Take the entries that follow and return only the lines from the one with "Serialize everything readable" through the final line, leaving every picture behind.

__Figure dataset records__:
:::::

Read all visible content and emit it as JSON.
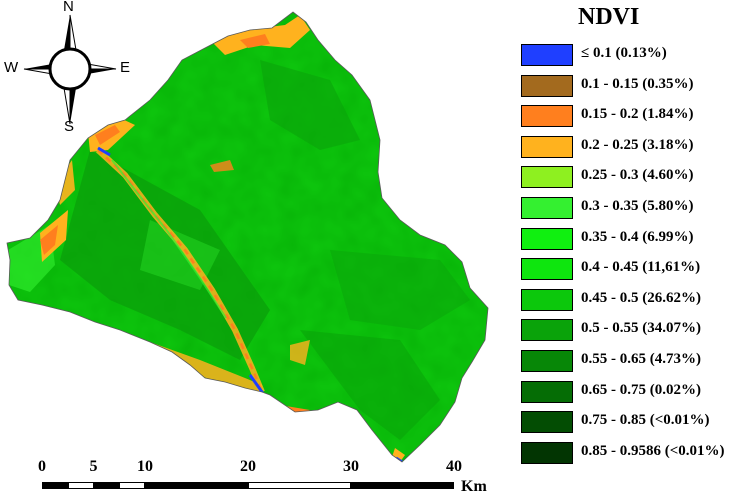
{
  "compass": {
    "north": "N",
    "south": "S",
    "east": "E",
    "west": "W"
  },
  "legend": {
    "title": "NDVI",
    "items": [
      {
        "label": "≤ 0.1 (0.13%)",
        "color": "#1f3fff"
      },
      {
        "label": "0.1 - 0.15 (0.35%)",
        "color": "#a36a1e"
      },
      {
        "label": "0.15 - 0.2 (1.84%)",
        "color": "#ff7f1e"
      },
      {
        "label": "0.2 - 0.25 (3.18%)",
        "color": "#ffb21e"
      },
      {
        "label": "0.25 - 0.3 (4.60%)",
        "color": "#8ef020"
      },
      {
        "label": "0.3 - 0.35 (5.80%)",
        "color": "#34f030"
      },
      {
        "label": "0.35 - 0.4 (6.99%)",
        "color": "#10f010"
      },
      {
        "label": "0.4 - 0.45 (11,61%)",
        "color": "#0ee60e"
      },
      {
        "label": "0.45 - 0.5 (26.62%)",
        "color": "#0cc80c"
      },
      {
        "label": "0.5 - 0.55 (34.07%)",
        "color": "#0aa30a"
      },
      {
        "label": "0.55 - 0.65 (4.73%)",
        "color": "#078707"
      },
      {
        "label": "0.65 - 0.75 (0.02%)",
        "color": "#056d05"
      },
      {
        "label": "0.75 - 0.85 (<0.01%)",
        "color": "#034d03"
      },
      {
        "label": "0.85 - 0.9586 (<0.01%)",
        "color": "#023502"
      }
    ]
  },
  "scalebar": {
    "ticks": [
      "0",
      "5",
      "10",
      "20",
      "30",
      "40"
    ],
    "unit": "Km"
  }
}
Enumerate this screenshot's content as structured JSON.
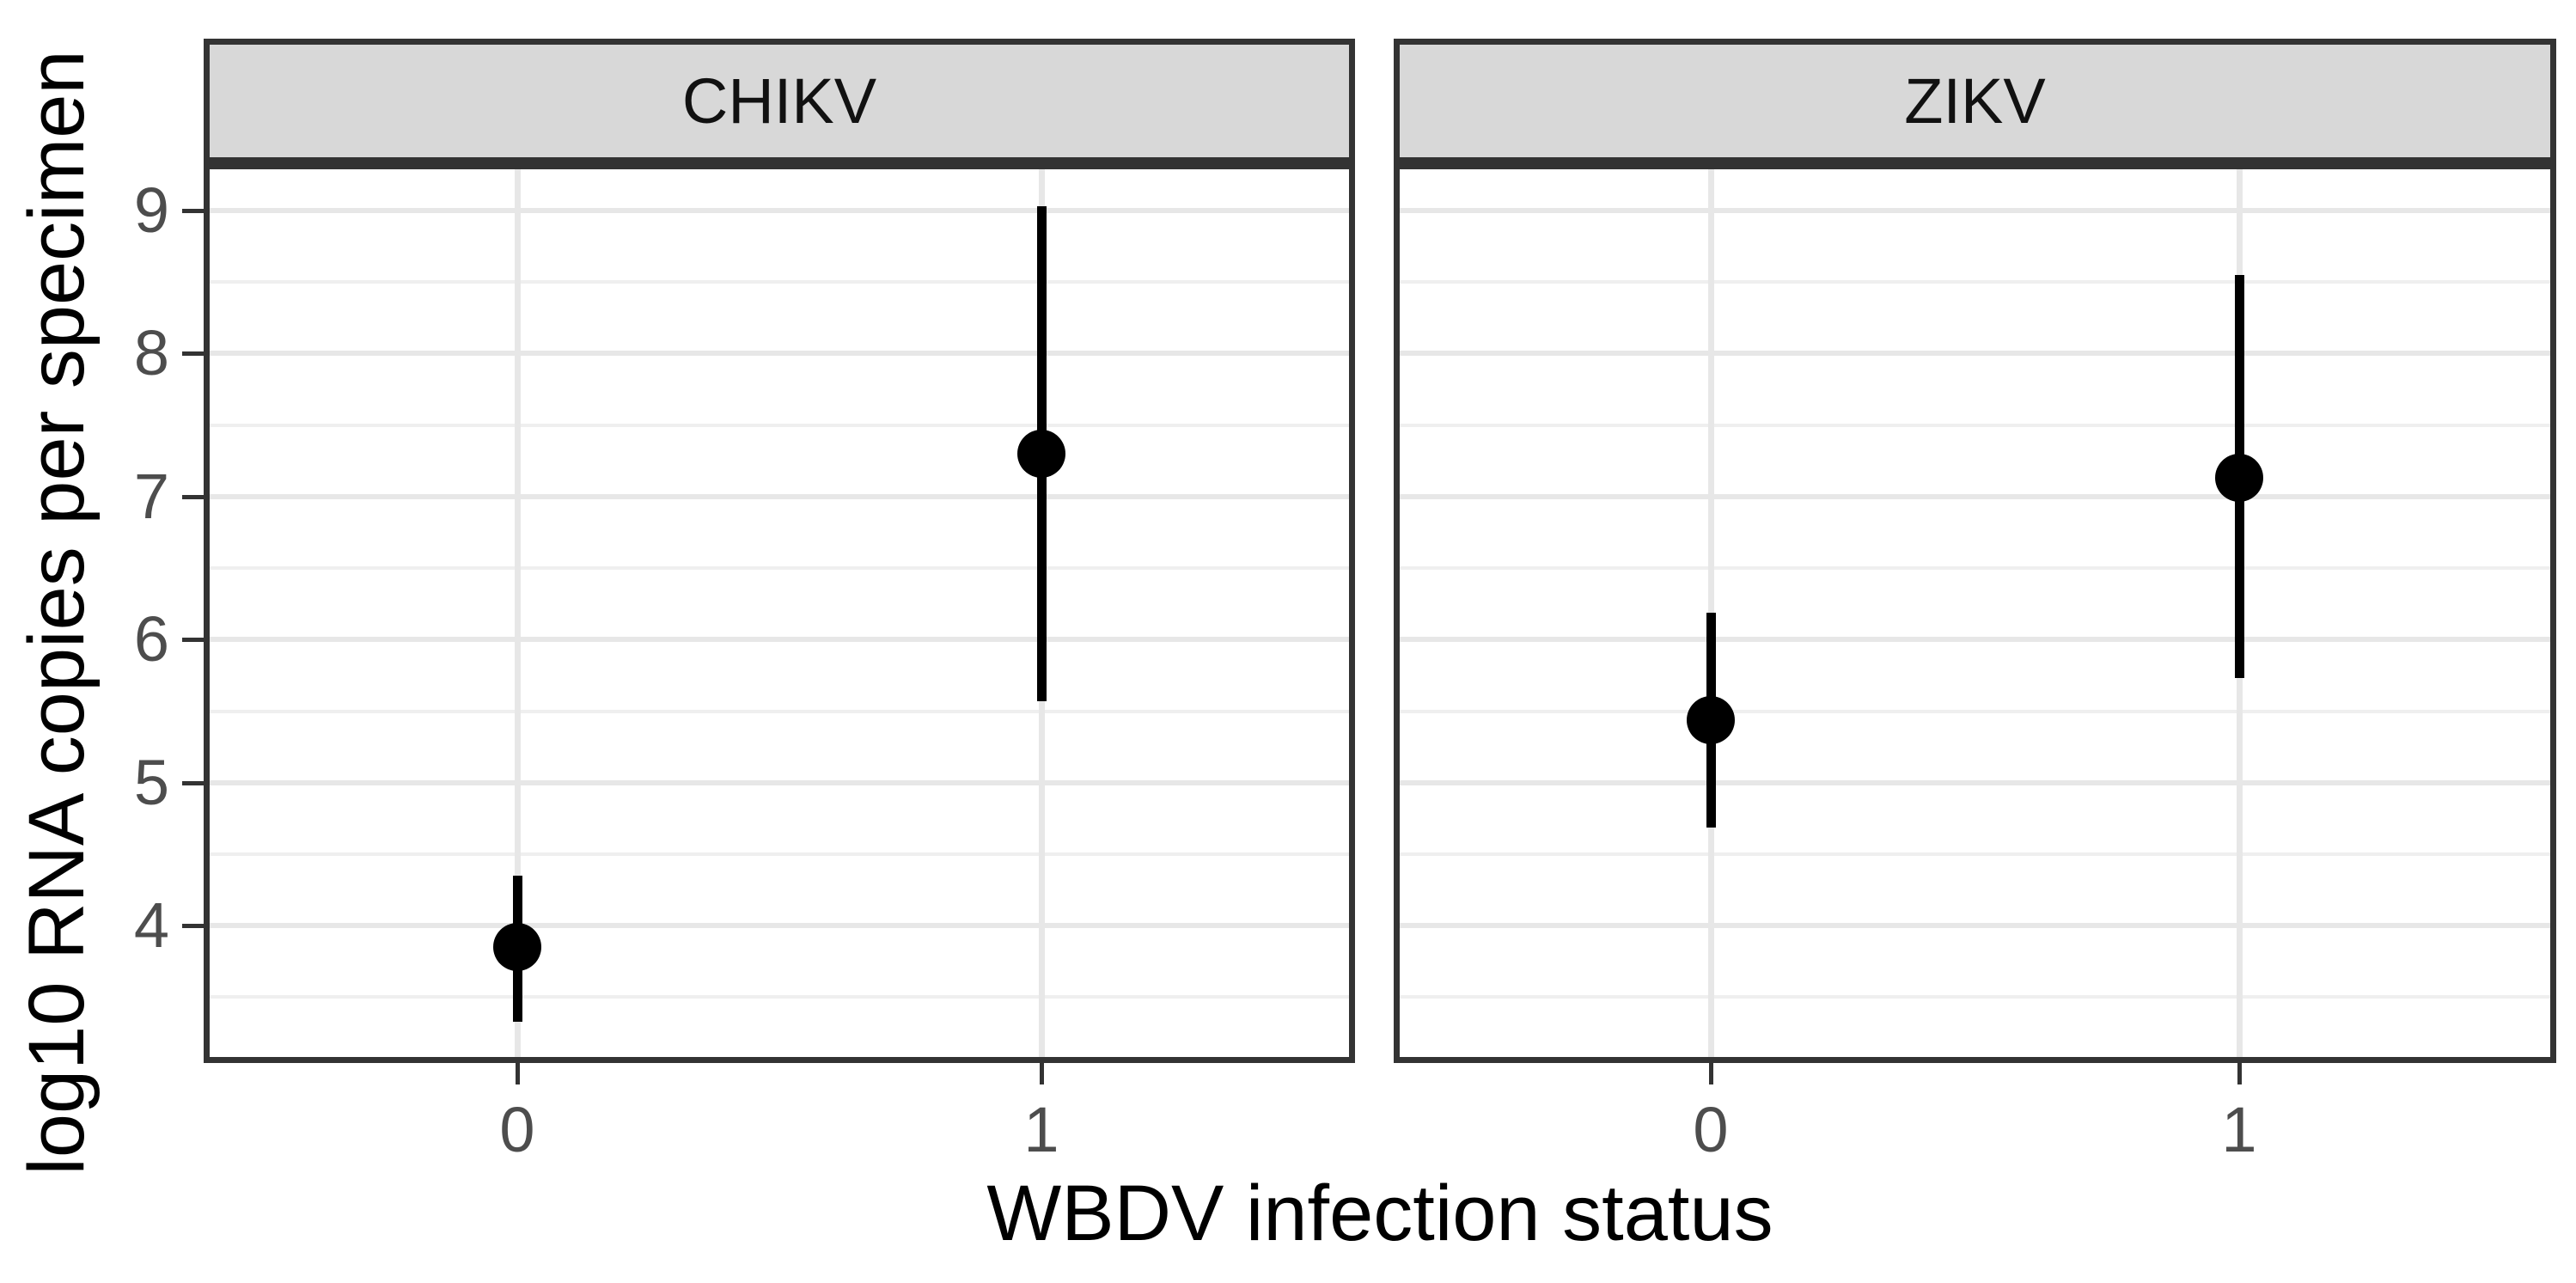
{
  "figure": {
    "background": "#FFFFFF"
  },
  "chart_data": {
    "type": "pointrange",
    "title": "",
    "xlabel": "WBDV infection status",
    "ylabel": "log10 RNA copies per specimen",
    "x_categories": [
      "0",
      "1"
    ],
    "y_ticks": [
      9,
      8,
      7,
      6,
      5,
      4
    ],
    "y_minor_ticks": [
      8.5,
      7.5,
      6.5,
      5.5,
      4.5,
      3.5
    ],
    "y_domain": [
      3.04,
      9.33
    ],
    "grid": "horizontal major+minor light gray lines, vertical light gray line at each category; white panel background",
    "legend": "none",
    "facets": [
      {
        "label": "CHIKV",
        "points": [
          {
            "x": "0",
            "mean": 3.85,
            "lo": 3.33,
            "hi": 4.35
          },
          {
            "x": "1",
            "mean": 7.3,
            "lo": 5.57,
            "hi": 9.03
          }
        ]
      },
      {
        "label": "ZIKV",
        "points": [
          {
            "x": "0",
            "mean": 5.44,
            "lo": 4.69,
            "hi": 6.19
          },
          {
            "x": "1",
            "mean": 7.13,
            "lo": 5.73,
            "hi": 8.55
          }
        ]
      }
    ],
    "colors": {
      "point": "#000000",
      "interval_line": "#000000",
      "panel_border": "#333333",
      "strip_background": "#D8D8D8",
      "strip_text": "#111111",
      "axis_text": "#4D4D4D",
      "axis_title": "#000000",
      "grid_major": "#E7E7E7",
      "grid_minor": "#EFEFEF"
    }
  }
}
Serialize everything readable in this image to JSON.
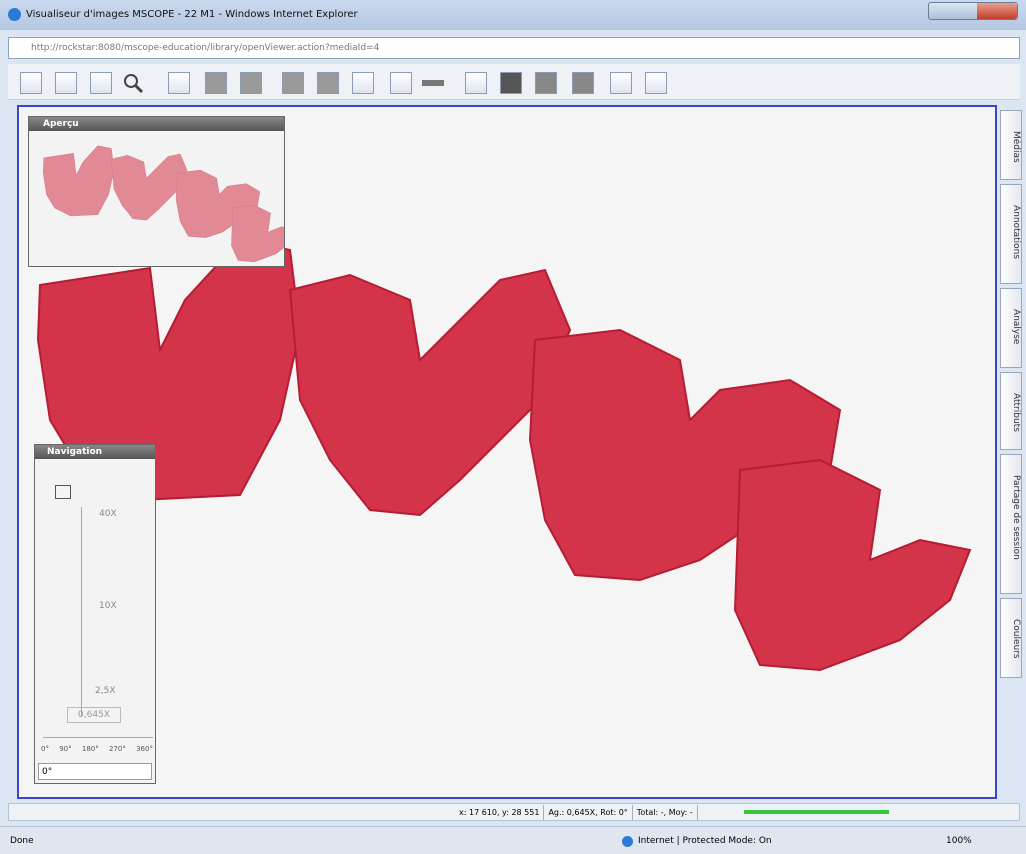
{
  "window": {
    "title": "Visualiseur d'images MSCOPE - 22 M1 - Windows Internet Explorer",
    "address": "http://rockstar:8080/mscope-education/library/openViewer.action?mediaId=4"
  },
  "panels": {
    "overview": {
      "title": "Aperçu"
    },
    "navigation": {
      "title": "Navigation",
      "zoom_levels": [
        "40X",
        "10X",
        "2,5X"
      ],
      "current_zoom": "0,645X",
      "rotation_ticks": [
        "0°",
        "90°",
        "180°",
        "270°",
        "360°"
      ],
      "rotation_input": "0°"
    }
  },
  "sidebar": {
    "tabs": [
      "Médias",
      "Annotations",
      "Analyse",
      "Attributs",
      "Partage de session",
      "Couleurs"
    ]
  },
  "status_bar": {
    "coordinates": "x: 17 610, y: 28 551",
    "magnification": "Ag.: 0,645X, Rot: 0°",
    "stats": "Total: -, Moy: -"
  },
  "browser_status": {
    "left": "Done",
    "zone": "Internet | Protected Mode: On",
    "zoom": "100%"
  }
}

:::::

__WRITTEN REPLY__:
Serialize everything readable in this image to JSON.
{
  "window": {
    "title": "Visualiseur d'images MSCOPE - 22 M1 - Windows Internet Explorer",
    "address": "http://rockstar:8080/mscope-education/library/openViewer.action?mediaId=4"
  },
  "panels": {
    "overview": {
      "title": "Aperçu"
    },
    "navigation": {
      "title": "Navigation",
      "zoom_levels": [
        "40X",
        "10X",
        "2,5X"
      ],
      "current_zoom": "0,645X",
      "rotation_ticks": [
        "0°",
        "90°",
        "180°",
        "270°",
        "360°"
      ],
      "rotation_input": "0°"
    }
  },
  "sidebar": {
    "tabs": [
      "Médias",
      "Annotations",
      "Analyse",
      "Attributs",
      "Partage de session",
      "Couleurs"
    ]
  },
  "status_bar": {
    "coordinates": "x: 17 610, y: 28 551",
    "magnification": "Ag.: 0,645X, Rot: 0°",
    "stats": "Total: -, Moy: -"
  },
  "browser_status": {
    "left": "Done",
    "zone": "Internet | Protected Mode: On",
    "zoom": "100%"
  }
}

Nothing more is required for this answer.